Stored data
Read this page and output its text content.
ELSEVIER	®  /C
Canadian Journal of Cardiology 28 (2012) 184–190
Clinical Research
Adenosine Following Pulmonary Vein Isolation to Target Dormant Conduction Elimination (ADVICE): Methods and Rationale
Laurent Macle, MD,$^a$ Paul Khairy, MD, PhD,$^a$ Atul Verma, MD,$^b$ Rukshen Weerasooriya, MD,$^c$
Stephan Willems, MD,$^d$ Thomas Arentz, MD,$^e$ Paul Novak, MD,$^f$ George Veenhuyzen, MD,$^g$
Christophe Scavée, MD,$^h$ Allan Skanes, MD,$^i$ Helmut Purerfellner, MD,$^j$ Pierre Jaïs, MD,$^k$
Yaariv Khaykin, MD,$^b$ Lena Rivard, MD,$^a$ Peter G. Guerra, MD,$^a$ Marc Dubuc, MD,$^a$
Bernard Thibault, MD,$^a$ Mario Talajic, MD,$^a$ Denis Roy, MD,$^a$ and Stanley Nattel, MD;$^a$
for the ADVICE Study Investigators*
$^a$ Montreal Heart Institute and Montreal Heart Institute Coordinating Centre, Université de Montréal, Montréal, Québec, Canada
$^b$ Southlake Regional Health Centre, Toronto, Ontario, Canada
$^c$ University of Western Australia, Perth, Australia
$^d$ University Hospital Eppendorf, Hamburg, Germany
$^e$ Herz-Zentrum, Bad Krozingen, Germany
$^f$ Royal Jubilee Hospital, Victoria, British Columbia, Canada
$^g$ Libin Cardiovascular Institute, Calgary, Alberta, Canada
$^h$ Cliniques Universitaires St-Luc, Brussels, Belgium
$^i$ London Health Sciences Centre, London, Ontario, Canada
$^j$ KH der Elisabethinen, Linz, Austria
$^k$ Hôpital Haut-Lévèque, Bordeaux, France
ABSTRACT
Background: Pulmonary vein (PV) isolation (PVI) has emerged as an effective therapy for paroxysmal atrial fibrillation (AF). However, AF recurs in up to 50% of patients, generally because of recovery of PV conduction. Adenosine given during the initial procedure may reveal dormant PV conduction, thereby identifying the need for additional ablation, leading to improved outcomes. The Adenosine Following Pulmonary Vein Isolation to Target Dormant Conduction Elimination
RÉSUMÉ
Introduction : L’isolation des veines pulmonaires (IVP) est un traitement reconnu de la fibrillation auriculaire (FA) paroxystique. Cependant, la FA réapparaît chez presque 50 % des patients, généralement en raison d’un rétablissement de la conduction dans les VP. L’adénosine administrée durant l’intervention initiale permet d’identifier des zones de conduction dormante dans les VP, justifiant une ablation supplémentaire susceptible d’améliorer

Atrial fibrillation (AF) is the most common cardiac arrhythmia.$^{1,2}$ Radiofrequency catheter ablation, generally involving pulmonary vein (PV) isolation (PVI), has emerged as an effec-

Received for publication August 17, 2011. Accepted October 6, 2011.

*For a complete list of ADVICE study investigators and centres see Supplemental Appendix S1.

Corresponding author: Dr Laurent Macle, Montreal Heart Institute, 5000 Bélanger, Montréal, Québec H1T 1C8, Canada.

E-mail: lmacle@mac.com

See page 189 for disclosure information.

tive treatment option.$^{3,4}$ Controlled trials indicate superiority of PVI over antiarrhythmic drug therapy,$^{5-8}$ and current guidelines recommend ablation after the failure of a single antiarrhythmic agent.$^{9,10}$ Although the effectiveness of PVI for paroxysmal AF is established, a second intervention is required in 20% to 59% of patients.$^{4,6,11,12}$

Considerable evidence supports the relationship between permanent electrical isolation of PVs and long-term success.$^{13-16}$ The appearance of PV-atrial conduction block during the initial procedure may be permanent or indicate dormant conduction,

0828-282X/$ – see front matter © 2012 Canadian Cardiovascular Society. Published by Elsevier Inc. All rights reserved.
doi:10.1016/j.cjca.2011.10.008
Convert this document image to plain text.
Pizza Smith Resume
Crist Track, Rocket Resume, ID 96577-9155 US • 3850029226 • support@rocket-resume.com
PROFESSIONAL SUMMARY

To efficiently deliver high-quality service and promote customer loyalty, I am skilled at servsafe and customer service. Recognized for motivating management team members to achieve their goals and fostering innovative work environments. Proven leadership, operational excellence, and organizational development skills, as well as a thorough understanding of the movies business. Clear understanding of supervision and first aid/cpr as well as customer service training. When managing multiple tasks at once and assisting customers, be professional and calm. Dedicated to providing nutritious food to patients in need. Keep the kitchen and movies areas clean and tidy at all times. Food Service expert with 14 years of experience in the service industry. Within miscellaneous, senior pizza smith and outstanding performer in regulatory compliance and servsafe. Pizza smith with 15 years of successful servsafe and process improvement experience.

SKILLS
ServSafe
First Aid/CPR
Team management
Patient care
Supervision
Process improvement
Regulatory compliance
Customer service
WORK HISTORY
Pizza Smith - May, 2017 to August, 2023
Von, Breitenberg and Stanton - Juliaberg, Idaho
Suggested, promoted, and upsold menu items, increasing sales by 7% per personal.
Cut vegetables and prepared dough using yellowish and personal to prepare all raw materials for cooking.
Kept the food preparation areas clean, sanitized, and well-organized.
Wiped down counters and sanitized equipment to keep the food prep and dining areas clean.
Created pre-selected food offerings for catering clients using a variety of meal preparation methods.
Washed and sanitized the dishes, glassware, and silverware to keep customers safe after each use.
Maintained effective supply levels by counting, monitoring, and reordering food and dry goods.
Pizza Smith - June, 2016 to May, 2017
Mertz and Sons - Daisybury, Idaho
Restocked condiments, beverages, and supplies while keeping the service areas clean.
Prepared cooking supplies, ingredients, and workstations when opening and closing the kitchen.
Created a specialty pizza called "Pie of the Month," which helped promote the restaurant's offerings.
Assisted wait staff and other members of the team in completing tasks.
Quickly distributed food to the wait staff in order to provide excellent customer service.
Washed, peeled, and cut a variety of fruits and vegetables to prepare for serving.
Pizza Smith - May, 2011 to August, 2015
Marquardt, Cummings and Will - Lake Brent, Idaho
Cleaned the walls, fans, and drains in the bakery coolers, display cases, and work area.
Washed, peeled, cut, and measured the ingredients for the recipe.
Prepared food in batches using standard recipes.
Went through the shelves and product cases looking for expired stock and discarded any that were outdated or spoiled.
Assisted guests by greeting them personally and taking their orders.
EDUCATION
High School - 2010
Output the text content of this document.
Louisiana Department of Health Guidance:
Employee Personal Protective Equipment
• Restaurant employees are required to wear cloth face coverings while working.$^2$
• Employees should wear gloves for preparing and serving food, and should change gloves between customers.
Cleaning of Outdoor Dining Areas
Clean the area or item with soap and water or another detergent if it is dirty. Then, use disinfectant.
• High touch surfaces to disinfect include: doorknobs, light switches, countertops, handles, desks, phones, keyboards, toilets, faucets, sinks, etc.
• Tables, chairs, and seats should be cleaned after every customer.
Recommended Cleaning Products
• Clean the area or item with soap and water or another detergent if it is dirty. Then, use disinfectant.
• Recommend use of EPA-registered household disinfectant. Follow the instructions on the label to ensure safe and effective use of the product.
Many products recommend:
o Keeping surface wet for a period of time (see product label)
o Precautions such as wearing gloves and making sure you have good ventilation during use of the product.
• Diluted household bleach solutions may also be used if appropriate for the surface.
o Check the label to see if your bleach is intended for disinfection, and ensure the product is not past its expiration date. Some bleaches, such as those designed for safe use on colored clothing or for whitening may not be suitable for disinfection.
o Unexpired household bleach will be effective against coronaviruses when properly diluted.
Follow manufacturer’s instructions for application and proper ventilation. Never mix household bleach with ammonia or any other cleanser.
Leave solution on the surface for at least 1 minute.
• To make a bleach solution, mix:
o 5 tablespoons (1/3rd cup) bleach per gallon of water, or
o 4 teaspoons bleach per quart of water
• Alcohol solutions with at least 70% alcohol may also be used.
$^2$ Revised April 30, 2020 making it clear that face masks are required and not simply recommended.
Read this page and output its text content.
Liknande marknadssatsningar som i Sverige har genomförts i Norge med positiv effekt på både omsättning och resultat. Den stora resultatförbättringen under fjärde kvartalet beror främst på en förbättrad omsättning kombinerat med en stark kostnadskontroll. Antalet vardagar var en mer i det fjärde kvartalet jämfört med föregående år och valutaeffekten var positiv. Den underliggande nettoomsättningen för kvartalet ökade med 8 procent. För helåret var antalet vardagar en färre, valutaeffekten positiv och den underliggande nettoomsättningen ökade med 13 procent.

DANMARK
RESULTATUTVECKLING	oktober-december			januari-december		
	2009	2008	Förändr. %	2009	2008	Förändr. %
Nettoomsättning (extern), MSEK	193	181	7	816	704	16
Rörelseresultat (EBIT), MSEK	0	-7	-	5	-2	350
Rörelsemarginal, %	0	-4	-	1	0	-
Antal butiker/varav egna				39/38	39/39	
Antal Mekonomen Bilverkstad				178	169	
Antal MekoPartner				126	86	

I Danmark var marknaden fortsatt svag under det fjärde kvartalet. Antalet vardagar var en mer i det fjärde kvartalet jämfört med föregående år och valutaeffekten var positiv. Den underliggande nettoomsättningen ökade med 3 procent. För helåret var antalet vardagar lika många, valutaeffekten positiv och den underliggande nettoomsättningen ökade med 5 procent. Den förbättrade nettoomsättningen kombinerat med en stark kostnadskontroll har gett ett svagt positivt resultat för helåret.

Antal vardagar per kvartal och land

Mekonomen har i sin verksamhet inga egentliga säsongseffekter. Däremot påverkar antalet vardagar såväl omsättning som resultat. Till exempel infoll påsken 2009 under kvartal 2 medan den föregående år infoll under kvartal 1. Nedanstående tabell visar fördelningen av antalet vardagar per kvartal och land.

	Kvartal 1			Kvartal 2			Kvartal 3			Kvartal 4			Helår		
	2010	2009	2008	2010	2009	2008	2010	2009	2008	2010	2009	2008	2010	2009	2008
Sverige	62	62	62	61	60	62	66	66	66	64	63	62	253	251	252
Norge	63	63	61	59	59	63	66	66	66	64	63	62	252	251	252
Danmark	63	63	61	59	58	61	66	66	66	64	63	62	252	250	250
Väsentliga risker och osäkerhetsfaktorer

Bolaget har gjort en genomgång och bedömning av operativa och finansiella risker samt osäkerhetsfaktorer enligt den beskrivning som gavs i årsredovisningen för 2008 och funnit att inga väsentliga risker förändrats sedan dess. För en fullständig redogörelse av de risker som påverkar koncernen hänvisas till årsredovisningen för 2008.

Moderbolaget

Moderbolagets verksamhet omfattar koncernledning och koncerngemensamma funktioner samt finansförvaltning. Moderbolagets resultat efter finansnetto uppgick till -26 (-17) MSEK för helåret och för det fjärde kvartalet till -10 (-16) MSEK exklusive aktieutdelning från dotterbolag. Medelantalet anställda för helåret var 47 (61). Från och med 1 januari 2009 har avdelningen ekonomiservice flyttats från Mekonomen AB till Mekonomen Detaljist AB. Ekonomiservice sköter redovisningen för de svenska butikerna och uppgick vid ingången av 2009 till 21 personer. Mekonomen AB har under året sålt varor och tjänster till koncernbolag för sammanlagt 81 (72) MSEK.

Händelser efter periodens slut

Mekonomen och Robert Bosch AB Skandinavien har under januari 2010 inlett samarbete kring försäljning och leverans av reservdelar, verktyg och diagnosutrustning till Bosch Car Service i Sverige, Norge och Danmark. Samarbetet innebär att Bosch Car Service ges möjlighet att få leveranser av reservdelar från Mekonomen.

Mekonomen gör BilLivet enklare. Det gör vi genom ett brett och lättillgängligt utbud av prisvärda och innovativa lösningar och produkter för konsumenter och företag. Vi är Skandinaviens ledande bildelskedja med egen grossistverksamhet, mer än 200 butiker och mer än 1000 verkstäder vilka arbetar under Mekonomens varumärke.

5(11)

● **Exercise requirements**: In the entries above, find every line holding the word "customers" and copy it out.

● **Response to this task**:
To efficiently deliver high-quality service and promote customer loyalty, I am skilled at servsafe and customer service. Recognized for motivating management team members to achieve their goals and fostering innovative work environments. Proven leadership, operational excellence, and organizational development skills, as well as a thorough understanding of the movies business. Clear understanding of supervision and first aid/cpr as well as customer service training. When managing multiple tasks at once and assisting customers, be professional and calm. Dedicated to providing nutritious food to patients in need. Keep the kitchen and movies areas clean and tidy at all times. Food Service expert with 14 years of experience in the service industry. Within miscellaneous, senior pizza smith and outstanding performer in regulatory compliance and servsafe. Pizza smith with 15 years of successful servsafe and process improvement experience.
Washed and sanitized the dishes, glassware, and silverware to keep customers safe after each use.
• Employees should wear gloves for preparing and serving food, and should change gloves between customers.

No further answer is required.